## MATERIAL PROVIDED
[Start]

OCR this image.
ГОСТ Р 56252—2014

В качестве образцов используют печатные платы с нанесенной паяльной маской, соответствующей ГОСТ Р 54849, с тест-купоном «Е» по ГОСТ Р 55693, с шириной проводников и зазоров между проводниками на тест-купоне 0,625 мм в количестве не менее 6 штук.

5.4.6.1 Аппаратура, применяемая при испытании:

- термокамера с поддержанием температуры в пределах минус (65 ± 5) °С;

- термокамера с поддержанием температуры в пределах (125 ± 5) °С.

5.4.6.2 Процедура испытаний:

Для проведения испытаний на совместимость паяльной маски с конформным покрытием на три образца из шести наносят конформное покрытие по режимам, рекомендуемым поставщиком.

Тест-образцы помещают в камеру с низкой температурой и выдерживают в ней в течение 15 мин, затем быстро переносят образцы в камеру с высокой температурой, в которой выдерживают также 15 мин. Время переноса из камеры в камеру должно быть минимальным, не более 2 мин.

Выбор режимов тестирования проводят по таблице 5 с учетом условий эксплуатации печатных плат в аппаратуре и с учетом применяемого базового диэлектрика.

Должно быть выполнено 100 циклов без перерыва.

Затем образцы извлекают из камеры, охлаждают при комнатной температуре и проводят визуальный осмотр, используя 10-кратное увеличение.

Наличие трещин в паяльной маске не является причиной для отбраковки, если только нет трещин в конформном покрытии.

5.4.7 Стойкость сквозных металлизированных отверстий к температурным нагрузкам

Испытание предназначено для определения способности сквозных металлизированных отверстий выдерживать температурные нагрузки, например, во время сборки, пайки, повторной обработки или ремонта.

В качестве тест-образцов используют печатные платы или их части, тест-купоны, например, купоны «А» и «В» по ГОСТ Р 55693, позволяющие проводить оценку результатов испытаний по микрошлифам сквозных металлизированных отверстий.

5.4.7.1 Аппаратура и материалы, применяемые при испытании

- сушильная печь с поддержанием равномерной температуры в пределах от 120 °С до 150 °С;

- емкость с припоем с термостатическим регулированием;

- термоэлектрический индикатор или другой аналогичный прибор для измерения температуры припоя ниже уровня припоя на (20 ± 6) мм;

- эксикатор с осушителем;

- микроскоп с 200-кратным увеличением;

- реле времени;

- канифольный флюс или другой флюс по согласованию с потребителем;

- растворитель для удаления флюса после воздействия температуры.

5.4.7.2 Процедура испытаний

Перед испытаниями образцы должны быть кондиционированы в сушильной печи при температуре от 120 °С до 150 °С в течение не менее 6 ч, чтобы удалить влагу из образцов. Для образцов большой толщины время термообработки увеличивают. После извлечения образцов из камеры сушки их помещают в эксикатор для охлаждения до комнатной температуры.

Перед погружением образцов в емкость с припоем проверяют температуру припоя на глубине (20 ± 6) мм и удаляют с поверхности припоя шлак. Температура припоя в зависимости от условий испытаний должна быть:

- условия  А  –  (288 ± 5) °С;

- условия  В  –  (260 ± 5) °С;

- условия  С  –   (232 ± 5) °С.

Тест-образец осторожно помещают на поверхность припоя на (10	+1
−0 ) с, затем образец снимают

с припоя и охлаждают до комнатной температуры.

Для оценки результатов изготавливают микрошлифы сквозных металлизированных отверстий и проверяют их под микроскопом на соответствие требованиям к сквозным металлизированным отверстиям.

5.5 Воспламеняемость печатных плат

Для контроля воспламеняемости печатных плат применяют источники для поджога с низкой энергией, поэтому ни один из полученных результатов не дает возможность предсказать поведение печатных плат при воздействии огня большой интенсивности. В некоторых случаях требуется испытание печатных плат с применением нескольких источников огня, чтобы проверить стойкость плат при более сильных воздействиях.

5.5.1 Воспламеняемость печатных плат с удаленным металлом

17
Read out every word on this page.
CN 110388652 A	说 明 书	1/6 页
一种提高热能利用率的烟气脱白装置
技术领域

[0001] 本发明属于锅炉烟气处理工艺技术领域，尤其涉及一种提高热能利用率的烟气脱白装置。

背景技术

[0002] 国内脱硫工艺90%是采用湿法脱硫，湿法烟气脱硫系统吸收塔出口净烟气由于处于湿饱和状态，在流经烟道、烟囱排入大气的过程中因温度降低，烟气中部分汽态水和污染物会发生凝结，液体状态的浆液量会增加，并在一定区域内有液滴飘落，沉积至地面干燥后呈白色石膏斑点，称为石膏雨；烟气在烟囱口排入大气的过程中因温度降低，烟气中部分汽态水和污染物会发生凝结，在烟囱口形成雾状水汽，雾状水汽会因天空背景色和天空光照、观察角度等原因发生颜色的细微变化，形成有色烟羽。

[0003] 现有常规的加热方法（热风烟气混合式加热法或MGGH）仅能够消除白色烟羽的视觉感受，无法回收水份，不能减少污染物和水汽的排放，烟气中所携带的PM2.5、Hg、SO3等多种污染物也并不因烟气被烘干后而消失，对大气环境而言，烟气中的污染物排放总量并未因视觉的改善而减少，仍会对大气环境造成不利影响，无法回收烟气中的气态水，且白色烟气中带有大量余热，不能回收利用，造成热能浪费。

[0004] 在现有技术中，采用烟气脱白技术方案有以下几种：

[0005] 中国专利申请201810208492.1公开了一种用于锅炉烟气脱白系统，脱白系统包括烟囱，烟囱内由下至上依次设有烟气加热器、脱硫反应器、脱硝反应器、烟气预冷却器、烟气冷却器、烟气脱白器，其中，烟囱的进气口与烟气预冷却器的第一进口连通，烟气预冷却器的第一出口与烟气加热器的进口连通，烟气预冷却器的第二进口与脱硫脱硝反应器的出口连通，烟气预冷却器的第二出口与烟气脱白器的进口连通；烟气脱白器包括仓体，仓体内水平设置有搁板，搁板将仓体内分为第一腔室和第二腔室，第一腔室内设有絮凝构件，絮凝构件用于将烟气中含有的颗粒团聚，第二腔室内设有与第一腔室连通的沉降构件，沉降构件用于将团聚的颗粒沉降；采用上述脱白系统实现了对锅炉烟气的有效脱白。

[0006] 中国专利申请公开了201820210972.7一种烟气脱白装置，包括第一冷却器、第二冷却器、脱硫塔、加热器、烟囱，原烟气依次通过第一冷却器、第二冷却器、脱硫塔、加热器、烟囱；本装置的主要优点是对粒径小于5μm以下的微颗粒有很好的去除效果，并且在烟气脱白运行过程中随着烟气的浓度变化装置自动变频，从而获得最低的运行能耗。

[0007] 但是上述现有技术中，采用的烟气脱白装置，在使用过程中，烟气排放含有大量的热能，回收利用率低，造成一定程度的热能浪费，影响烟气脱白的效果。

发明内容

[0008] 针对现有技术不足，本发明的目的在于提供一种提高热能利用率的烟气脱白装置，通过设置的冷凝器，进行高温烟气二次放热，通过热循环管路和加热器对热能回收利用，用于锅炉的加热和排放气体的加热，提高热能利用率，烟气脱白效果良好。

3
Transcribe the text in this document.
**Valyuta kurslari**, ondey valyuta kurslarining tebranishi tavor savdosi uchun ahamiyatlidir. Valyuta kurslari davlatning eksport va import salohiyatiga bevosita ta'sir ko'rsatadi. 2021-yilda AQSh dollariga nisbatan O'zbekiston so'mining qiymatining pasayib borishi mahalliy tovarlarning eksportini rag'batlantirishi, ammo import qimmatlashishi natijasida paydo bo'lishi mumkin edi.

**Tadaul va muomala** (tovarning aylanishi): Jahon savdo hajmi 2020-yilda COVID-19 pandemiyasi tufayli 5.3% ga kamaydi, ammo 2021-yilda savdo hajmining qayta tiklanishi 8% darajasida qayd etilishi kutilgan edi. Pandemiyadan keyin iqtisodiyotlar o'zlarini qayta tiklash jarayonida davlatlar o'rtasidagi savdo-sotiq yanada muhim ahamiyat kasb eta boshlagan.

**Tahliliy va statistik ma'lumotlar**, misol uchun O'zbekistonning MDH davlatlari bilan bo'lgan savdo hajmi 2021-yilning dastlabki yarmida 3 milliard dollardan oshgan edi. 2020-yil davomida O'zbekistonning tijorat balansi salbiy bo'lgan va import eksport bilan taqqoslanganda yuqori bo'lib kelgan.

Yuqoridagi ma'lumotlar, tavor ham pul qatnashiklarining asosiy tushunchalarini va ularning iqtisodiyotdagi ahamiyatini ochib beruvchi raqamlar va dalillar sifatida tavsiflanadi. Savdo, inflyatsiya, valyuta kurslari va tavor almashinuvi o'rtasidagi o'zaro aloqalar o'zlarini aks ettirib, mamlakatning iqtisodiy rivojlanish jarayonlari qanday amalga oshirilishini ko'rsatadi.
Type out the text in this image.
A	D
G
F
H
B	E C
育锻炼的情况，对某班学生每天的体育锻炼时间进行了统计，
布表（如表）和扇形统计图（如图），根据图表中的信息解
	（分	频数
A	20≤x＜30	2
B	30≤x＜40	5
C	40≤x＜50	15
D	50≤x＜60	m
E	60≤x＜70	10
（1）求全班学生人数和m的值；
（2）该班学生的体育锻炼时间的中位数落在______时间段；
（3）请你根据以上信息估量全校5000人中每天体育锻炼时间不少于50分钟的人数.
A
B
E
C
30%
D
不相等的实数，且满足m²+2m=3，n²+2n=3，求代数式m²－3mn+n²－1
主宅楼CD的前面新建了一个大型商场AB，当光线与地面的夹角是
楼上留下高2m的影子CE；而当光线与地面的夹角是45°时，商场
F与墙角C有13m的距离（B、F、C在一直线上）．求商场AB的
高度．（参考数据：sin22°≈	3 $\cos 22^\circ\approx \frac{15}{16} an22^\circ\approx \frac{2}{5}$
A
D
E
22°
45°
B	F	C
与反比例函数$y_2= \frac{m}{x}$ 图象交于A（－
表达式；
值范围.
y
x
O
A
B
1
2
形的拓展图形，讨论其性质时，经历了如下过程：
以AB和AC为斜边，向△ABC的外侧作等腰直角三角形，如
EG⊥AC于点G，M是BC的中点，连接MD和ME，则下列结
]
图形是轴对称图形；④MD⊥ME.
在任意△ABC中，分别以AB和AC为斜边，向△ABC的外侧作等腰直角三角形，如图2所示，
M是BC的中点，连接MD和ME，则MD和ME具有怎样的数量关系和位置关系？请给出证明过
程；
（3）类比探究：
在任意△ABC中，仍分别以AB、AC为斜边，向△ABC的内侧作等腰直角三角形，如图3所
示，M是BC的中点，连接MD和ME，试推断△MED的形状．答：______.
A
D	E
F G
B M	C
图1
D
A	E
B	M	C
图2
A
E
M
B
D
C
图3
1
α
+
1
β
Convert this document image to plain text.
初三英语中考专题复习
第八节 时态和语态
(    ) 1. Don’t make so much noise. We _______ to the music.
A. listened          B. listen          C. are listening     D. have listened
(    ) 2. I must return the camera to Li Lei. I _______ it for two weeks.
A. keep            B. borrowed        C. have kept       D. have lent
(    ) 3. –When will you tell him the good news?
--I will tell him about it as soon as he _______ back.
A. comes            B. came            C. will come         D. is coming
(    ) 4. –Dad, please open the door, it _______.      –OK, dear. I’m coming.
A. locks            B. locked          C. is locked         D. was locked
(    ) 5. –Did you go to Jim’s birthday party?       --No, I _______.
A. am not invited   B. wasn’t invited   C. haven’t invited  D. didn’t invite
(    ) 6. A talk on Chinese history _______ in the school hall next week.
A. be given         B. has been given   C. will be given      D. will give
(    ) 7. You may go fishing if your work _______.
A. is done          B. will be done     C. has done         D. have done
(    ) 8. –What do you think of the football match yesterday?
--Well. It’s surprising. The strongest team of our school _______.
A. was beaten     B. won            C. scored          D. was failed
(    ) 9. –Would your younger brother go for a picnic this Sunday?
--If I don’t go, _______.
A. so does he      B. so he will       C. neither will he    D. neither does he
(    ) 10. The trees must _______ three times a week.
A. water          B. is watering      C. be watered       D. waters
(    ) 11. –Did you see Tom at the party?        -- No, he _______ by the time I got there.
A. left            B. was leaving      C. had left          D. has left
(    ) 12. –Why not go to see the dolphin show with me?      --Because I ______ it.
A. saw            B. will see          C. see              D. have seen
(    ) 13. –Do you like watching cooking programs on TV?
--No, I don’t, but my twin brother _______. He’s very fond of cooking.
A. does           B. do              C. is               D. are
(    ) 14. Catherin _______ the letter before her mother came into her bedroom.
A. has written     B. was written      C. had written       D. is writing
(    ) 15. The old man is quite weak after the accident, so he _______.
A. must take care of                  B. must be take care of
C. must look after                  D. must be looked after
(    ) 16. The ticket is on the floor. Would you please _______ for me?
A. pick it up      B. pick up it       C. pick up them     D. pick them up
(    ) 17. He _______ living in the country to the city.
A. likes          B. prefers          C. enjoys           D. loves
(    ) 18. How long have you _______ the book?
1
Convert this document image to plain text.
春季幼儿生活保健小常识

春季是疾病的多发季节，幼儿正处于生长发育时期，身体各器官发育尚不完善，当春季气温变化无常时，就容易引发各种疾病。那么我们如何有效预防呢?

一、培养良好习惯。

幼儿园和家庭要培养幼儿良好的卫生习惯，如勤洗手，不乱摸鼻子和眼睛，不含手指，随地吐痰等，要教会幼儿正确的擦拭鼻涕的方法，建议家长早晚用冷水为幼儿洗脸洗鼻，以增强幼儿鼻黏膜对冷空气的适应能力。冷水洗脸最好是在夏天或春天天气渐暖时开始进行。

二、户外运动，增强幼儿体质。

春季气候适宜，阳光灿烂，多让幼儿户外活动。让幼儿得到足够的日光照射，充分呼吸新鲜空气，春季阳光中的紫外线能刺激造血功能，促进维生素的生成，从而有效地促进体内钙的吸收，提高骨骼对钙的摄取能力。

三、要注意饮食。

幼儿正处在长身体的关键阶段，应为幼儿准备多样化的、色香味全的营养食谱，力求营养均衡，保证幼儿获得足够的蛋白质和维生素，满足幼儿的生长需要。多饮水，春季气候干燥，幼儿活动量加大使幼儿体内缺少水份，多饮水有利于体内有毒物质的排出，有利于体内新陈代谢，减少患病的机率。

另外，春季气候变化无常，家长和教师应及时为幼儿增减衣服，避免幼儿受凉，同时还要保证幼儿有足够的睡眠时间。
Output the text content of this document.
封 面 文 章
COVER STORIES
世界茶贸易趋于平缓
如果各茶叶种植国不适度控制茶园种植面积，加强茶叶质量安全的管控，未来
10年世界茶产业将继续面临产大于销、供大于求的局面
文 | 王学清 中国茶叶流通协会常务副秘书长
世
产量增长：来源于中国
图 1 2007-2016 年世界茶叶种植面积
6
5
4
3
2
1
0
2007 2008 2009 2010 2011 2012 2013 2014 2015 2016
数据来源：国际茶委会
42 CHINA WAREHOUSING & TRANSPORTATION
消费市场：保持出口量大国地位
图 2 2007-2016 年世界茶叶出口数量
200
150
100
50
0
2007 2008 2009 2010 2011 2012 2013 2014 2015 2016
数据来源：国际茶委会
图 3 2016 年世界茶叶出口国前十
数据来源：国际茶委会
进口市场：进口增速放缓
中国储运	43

[End]

## EXERCISE
From the listing above, copy every line that holds the string "coming".

## EXERCISE ANSWER
A. comes            B. came            C. will come         D. is coming
(    ) 4. –Dad, please open the door, it _______.      –OK, dear. I’m coming.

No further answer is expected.